• _Direction_
Restate each line of the listing exactly, without carrying over any pictures.

Saved data entries
····················

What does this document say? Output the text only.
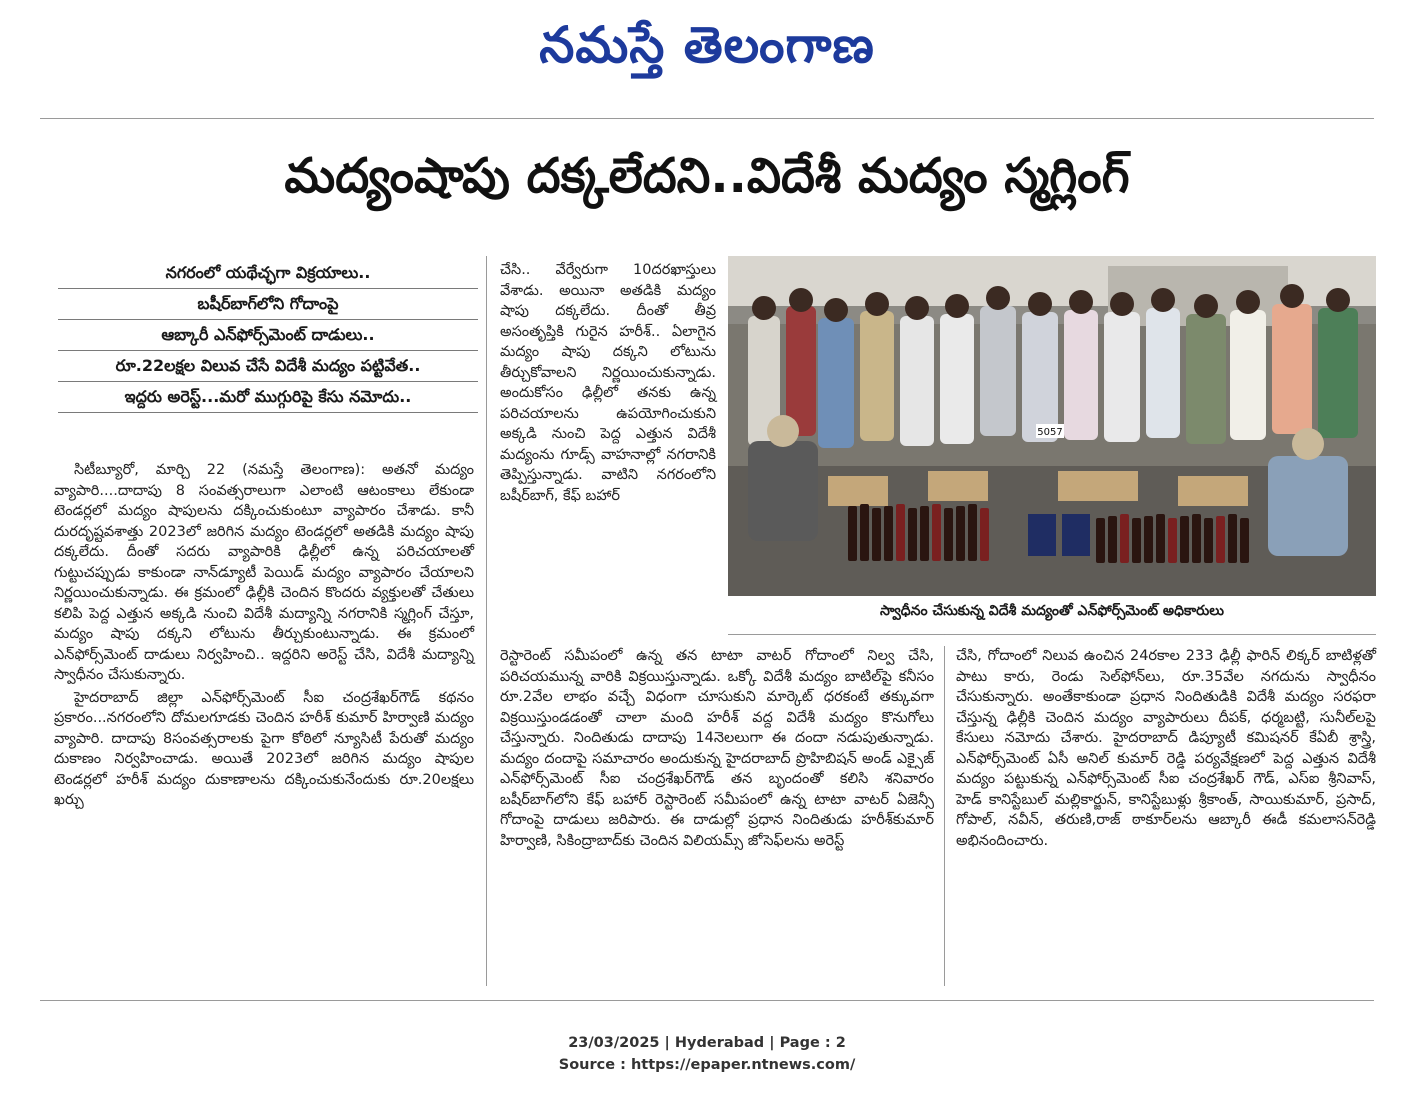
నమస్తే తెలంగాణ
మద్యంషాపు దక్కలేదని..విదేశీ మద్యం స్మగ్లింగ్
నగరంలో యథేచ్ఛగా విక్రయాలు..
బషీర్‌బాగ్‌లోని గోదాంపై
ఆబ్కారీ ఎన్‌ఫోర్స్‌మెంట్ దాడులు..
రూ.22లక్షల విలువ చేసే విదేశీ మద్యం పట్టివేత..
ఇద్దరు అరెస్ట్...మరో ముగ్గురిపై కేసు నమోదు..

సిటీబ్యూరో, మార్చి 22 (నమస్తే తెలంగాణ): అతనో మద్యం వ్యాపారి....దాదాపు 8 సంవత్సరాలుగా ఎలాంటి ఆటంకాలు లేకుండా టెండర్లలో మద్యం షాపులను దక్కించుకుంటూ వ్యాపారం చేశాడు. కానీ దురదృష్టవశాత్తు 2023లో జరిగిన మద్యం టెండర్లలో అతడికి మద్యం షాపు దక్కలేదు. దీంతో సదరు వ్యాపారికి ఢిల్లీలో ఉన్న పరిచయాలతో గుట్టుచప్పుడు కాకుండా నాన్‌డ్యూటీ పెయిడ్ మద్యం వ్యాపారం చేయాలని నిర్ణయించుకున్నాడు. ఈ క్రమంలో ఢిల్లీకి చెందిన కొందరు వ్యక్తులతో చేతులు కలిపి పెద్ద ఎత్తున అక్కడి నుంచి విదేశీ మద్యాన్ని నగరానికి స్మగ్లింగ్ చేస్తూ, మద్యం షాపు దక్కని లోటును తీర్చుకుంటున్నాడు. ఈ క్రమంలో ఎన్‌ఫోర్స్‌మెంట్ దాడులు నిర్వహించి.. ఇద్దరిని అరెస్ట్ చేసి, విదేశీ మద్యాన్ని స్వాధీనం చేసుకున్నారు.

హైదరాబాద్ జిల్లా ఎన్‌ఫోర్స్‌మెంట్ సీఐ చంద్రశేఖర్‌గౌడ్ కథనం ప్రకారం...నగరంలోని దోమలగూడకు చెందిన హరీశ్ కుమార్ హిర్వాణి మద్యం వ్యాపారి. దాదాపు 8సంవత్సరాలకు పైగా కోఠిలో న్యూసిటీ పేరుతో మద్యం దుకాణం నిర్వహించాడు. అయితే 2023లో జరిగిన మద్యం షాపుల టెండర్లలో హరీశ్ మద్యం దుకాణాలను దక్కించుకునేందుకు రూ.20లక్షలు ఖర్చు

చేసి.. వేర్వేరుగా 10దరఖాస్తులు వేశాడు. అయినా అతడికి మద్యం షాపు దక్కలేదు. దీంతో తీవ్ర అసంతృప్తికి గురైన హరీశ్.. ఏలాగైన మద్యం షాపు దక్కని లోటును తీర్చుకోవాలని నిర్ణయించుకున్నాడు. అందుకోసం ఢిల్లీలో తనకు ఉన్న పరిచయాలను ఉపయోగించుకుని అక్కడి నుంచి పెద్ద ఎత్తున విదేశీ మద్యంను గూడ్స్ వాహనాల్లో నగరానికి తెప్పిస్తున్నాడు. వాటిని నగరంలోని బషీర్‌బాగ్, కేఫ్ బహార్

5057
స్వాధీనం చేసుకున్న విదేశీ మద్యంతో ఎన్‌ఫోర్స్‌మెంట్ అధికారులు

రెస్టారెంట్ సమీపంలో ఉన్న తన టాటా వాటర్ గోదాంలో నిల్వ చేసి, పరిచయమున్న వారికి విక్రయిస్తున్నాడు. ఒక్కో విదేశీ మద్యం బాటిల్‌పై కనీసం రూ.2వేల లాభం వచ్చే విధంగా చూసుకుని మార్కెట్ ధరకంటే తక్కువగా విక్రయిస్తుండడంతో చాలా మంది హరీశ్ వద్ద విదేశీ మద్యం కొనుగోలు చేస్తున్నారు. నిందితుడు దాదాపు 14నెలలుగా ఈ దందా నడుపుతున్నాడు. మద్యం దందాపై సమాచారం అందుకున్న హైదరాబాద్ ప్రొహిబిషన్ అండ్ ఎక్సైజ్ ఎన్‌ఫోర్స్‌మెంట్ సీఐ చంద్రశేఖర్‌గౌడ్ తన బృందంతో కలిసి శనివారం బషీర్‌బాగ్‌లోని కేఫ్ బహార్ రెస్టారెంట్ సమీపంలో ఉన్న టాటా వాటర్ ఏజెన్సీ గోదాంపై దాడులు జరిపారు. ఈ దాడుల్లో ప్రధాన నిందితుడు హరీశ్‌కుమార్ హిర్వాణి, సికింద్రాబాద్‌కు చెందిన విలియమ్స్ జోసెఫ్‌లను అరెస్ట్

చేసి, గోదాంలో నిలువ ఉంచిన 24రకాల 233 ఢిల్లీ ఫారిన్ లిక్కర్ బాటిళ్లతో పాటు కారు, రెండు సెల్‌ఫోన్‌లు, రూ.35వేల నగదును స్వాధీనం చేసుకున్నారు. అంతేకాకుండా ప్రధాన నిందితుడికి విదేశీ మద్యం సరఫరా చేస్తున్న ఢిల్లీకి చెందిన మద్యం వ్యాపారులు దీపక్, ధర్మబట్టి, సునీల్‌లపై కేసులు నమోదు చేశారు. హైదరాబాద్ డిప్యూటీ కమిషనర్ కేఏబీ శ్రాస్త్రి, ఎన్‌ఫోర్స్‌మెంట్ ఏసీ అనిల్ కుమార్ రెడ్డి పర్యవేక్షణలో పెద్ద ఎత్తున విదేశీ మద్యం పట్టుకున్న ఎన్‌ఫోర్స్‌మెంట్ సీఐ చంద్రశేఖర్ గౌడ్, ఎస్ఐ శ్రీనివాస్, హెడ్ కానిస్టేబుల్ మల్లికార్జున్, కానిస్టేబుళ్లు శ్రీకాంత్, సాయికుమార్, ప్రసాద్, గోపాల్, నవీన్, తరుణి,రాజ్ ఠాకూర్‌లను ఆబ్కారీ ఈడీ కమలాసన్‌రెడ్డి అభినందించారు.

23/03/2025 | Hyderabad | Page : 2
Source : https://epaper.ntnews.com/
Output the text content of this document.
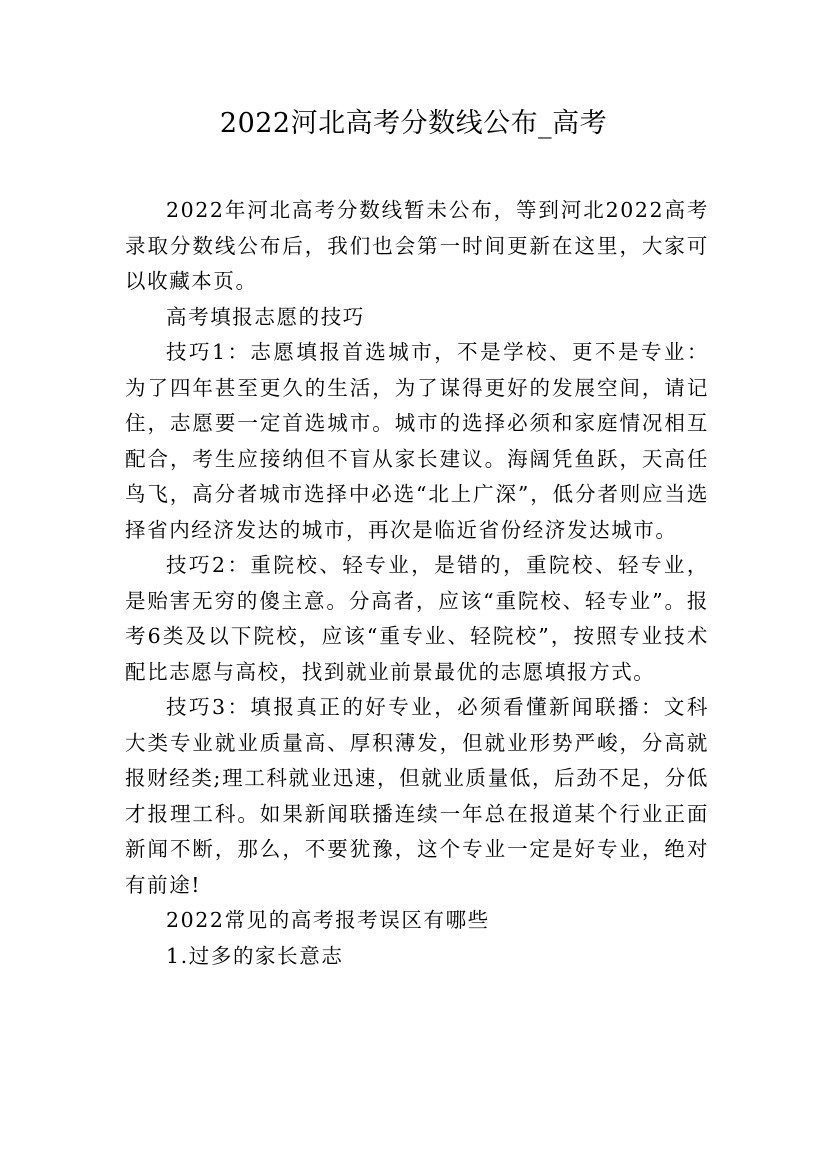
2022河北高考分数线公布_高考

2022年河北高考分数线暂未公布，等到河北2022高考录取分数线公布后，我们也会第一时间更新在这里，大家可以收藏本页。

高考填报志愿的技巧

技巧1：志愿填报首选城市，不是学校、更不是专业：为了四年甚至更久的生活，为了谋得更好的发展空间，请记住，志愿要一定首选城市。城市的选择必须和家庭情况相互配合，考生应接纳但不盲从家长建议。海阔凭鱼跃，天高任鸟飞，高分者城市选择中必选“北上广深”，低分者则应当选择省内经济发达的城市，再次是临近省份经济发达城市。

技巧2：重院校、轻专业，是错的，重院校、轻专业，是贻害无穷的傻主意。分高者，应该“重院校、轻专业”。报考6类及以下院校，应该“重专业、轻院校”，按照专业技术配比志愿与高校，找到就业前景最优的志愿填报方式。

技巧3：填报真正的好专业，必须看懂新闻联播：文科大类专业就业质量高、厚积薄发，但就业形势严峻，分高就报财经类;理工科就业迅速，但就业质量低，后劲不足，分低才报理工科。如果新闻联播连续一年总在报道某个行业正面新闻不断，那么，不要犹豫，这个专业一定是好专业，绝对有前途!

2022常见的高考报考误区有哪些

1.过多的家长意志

····················

• _Solution for this exercise_
What does this document say? Output the text only.
నమస్తే తెలంగాణ
మద్యంషాపు దక్కలేదని..విదేశీ మద్యం స్మగ్లింగ్
నగరంలో యథేచ్ఛగా విక్రయాలు..
బషీర్‌బాగ్‌లోని గోదాంపై
ఆబ్కారీ ఎన్‌ఫోర్స్‌మెంట్ దాడులు..
రూ.22లక్షల విలువ చేసే విదేశీ మద్యం పట్టివేత..
ఇద్దరు అరెస్ట్...మరో ముగ్గురిపై కేసు నమోదు..

సిటీబ్యూరో, మార్చి 22 (నమస్తే తెలంగాణ): అతనో మద్యం వ్యాపారి....దాదాపు 8 సంవత్సరాలుగా ఎలాంటి ఆటంకాలు లేకుండా టెండర్లలో మద్యం షాపులను దక్కించుకుంటూ వ్యాపారం చేశాడు. కానీ దురదృష్టవశాత్తు 2023లో జరిగిన మద్యం టెండర్లలో అతడికి మద్యం షాపు దక్కలేదు. దీంతో సదరు వ్యాపారికి ఢిల్లీలో ఉన్న పరిచయాలతో గుట్టుచప్పుడు కాకుండా నాన్‌డ్యూటీ పెయిడ్ మద్యం వ్యాపారం చేయాలని నిర్ణయించుకున్నాడు. ఈ క్రమంలో ఢిల్లీకి చెందిన కొందరు వ్యక్తులతో చేతులు కలిపి పెద్ద ఎత్తున అక్కడి నుంచి విదేశీ మద్యాన్ని నగరానికి స్మగ్లింగ్ చేస్తూ, మద్యం షాపు దక్కని లోటును తీర్చుకుంటున్నాడు. ఈ క్రమంలో ఎన్‌ఫోర్స్‌మెంట్ దాడులు నిర్వహించి.. ఇద్దరిని అరెస్ట్ చేసి, విదేశీ మద్యాన్ని స్వాధీనం చేసుకున్నారు.

హైదరాబాద్ జిల్లా ఎన్‌ఫోర్స్‌మెంట్ సీఐ చంద్రశేఖర్‌గౌడ్ కథనం ప్రకారం...నగరంలోని దోమలగూడకు చెందిన హరీశ్ కుమార్ హిర్వాణి మద్యం వ్యాపారి. దాదాపు 8సంవత్సరాలకు పైగా కోఠిలో న్యూసిటీ పేరుతో మద్యం దుకాణం నిర్వహించాడు. అయితే 2023లో జరిగిన మద్యం షాపుల టెండర్లలో హరీశ్ మద్యం దుకాణాలను దక్కించుకునేందుకు రూ.20లక్షలు ఖర్చు

చేసి.. వేర్వేరుగా 10దరఖాస్తులు వేశాడు. అయినా అతడికి మద్యం షాపు దక్కలేదు. దీంతో తీవ్ర అసంతృప్తికి గురైన హరీశ్.. ఏలాగైన మద్యం షాపు దక్కని లోటును తీర్చుకోవాలని నిర్ణయించుకున్నాడు. అందుకోసం ఢిల్లీలో తనకు ఉన్న పరిచయాలను ఉపయోగించుకుని అక్కడి నుంచి పెద్ద ఎత్తున విదేశీ మద్యంను గూడ్స్ వాహనాల్లో నగరానికి తెప్పిస్తున్నాడు. వాటిని నగరంలోని బషీర్‌బాగ్, కేఫ్ బహార్

5057
స్వాధీనం చేసుకున్న విదేశీ మద్యంతో ఎన్‌ఫోర్స్‌మెంట్ అధికారులు

రెస్టారెంట్ సమీపంలో ఉన్న తన టాటా వాటర్ గోదాంలో నిల్వ చేసి, పరిచయమున్న వారికి విక్రయిస్తున్నాడు. ఒక్కో విదేశీ మద్యం బాటిల్‌పై కనీసం రూ.2వేల లాభం వచ్చే విధంగా చూసుకుని మార్కెట్ ధరకంటే తక్కువగా విక్రయిస్తుండడంతో చాలా మంది హరీశ్ వద్ద విదేశీ మద్యం కొనుగోలు చేస్తున్నారు. నిందితుడు దాదాపు 14నెలలుగా ఈ దందా నడుపుతున్నాడు. మద్యం దందాపై సమాచారం అందుకున్న హైదరాబాద్ ప్రొహిబిషన్ అండ్ ఎక్సైజ్ ఎన్‌ఫోర్స్‌మెంట్ సీఐ చంద్రశేఖర్‌గౌడ్ తన బృందంతో కలిసి శనివారం బషీర్‌బాగ్‌లోని కేఫ్ బహార్ రెస్టారెంట్ సమీపంలో ఉన్న టాటా వాటర్ ఏజెన్సీ గోదాంపై దాడులు జరిపారు. ఈ దాడుల్లో ప్రధాన నిందితుడు హరీశ్‌కుమార్ హిర్వాణి, సికింద్రాబాద్‌కు చెందిన విలియమ్స్ జోసెఫ్‌లను అరెస్ట్

చేసి, గోదాంలో నిలువ ఉంచిన 24రకాల 233 ఢిల్లీ ఫారిన్ లిక్కర్ బాటిళ్లతో పాటు కారు, రెండు సెల్‌ఫోన్‌లు, రూ.35వేల నగదును స్వాధీనం చేసుకున్నారు. అంతేకాకుండా ప్రధాన నిందితుడికి విదేశీ మద్యం సరఫరా చేస్తున్న ఢిల్లీకి చెందిన మద్యం వ్యాపారులు దీపక్, ధర్మబట్టి, సునీల్‌లపై కేసులు నమోదు చేశారు. హైదరాబాద్ డిప్యూటీ కమిషనర్ కేఏబీ శ్రాస్త్రి, ఎన్‌ఫోర్స్‌మెంట్ ఏసీ అనిల్ కుమార్ రెడ్డి పర్యవేక్షణలో పెద్ద ఎత్తున విదేశీ మద్యం పట్టుకున్న ఎన్‌ఫోర్స్‌మెంట్ సీఐ చంద్రశేఖర్ గౌడ్, ఎస్ఐ శ్రీనివాస్, హెడ్ కానిస్టేబుల్ మల్లికార్జున్, కానిస్టేబుళ్లు శ్రీకాంత్, సాయికుమార్, ప్రసాద్, గోపాల్, నవీన్, తరుణి,రాజ్ ఠాకూర్‌లను ఆబ్కారీ ఈడీ కమలాసన్‌రెడ్డి అభినందించారు.

23/03/2025 | Hyderabad | Page : 2
Source : https://epaper.ntnews.com/
Output the text content of this document.
2022河北高考分数线公布_高考

2022年河北高考分数线暂未公布，等到河北2022高考录取分数线公布后，我们也会第一时间更新在这里，大家可以收藏本页。

高考填报志愿的技巧

技巧1：志愿填报首选城市，不是学校、更不是专业：为了四年甚至更久的生活，为了谋得更好的发展空间，请记住，志愿要一定首选城市。城市的选择必须和家庭情况相互配合，考生应接纳但不盲从家长建议。海阔凭鱼跃，天高任鸟飞，高分者城市选择中必选“北上广深”，低分者则应当选择省内经济发达的城市，再次是临近省份经济发达城市。

技巧2：重院校、轻专业，是错的，重院校、轻专业，是贻害无穷的傻主意。分高者，应该“重院校、轻专业”。报考6类及以下院校，应该“重专业、轻院校”，按照专业技术配比志愿与高校，找到就业前景最优的志愿填报方式。

技巧3：填报真正的好专业，必须看懂新闻联播：文科大类专业就业质量高、厚积薄发，但就业形势严峻，分高就报财经类;理工科就业迅速，但就业质量低，后劲不足，分低才报理工科。如果新闻联播连续一年总在报道某个行业正面新闻不断，那么，不要犹豫，这个专业一定是好专业，绝对有前途!

2022常见的高考报考误区有哪些

1.过多的家长意志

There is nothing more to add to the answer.